Here are some records; quote them exactly, leaving out the pictures.

[Data entries for graphics]
[Start]
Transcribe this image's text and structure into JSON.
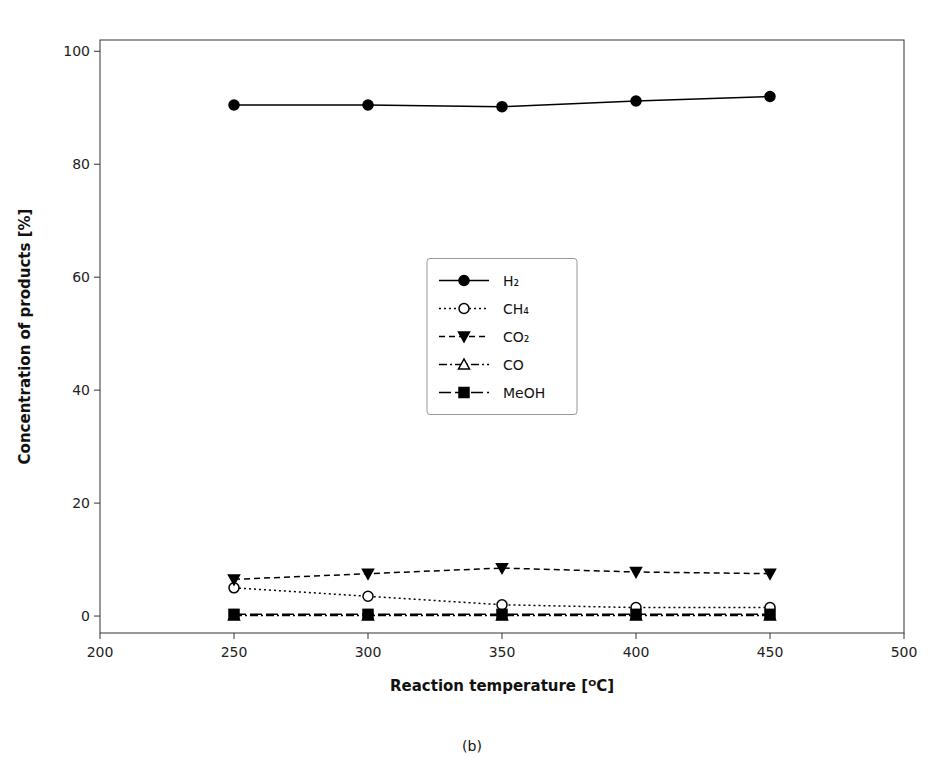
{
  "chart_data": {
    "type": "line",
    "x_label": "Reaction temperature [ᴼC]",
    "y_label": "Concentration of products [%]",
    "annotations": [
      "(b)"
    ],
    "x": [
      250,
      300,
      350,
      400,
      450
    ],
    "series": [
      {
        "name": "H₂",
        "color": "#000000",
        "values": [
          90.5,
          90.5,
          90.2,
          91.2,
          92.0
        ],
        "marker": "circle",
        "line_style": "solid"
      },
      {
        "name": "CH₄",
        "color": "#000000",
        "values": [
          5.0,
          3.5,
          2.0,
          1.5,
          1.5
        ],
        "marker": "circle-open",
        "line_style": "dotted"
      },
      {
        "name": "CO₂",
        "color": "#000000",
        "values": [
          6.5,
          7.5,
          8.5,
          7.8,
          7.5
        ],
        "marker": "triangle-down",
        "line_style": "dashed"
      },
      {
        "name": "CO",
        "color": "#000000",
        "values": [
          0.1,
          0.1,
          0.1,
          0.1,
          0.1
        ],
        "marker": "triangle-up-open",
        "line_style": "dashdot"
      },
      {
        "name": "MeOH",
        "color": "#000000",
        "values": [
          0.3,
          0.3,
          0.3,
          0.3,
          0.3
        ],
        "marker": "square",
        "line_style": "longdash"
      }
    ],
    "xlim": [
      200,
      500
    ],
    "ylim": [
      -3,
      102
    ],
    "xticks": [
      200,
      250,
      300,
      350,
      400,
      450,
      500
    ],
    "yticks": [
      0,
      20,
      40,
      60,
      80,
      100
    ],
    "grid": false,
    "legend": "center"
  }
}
[End]
- Answer for the task
Transcribe this image's text and structure into JSON.
{
  "chart_data": {
    "type": "line",
    "x_label": "Reaction temperature [ᴼC]",
    "y_label": "Concentration of products [%]",
    "annotations": [
      "(b)"
    ],
    "x": [
      250,
      300,
      350,
      400,
      450
    ],
    "series": [
      {
        "name": "H₂",
        "color": "#000000",
        "values": [
          90.5,
          90.5,
          90.2,
          91.2,
          92.0
        ],
        "marker": "circle",
        "line_style": "solid"
      },
      {
        "name": "CH₄",
        "color": "#000000",
        "values": [
          5.0,
          3.5,
          2.0,
          1.5,
          1.5
        ],
        "marker": "circle-open",
        "line_style": "dotted"
      },
      {
        "name": "CO₂",
        "color": "#000000",
        "values": [
          6.5,
          7.5,
          8.5,
          7.8,
          7.5
        ],
        "marker": "triangle-down",
        "line_style": "dashed"
      },
      {
        "name": "CO",
        "color": "#000000",
        "values": [
          0.1,
          0.1,
          0.1,
          0.1,
          0.1
        ],
        "marker": "triangle-up-open",
        "line_style": "dashdot"
      },
      {
        "name": "MeOH",
        "color": "#000000",
        "values": [
          0.3,
          0.3,
          0.3,
          0.3,
          0.3
        ],
        "marker": "square",
        "line_style": "longdash"
      }
    ],
    "xlim": [
      200,
      500
    ],
    "ylim": [
      -3,
      102
    ],
    "xticks": [
      200,
      250,
      300,
      350,
      400,
      450,
      500
    ],
    "yticks": [
      0,
      20,
      40,
      60,
      80,
      100
    ],
    "grid": false,
    "legend": "center"
  }
}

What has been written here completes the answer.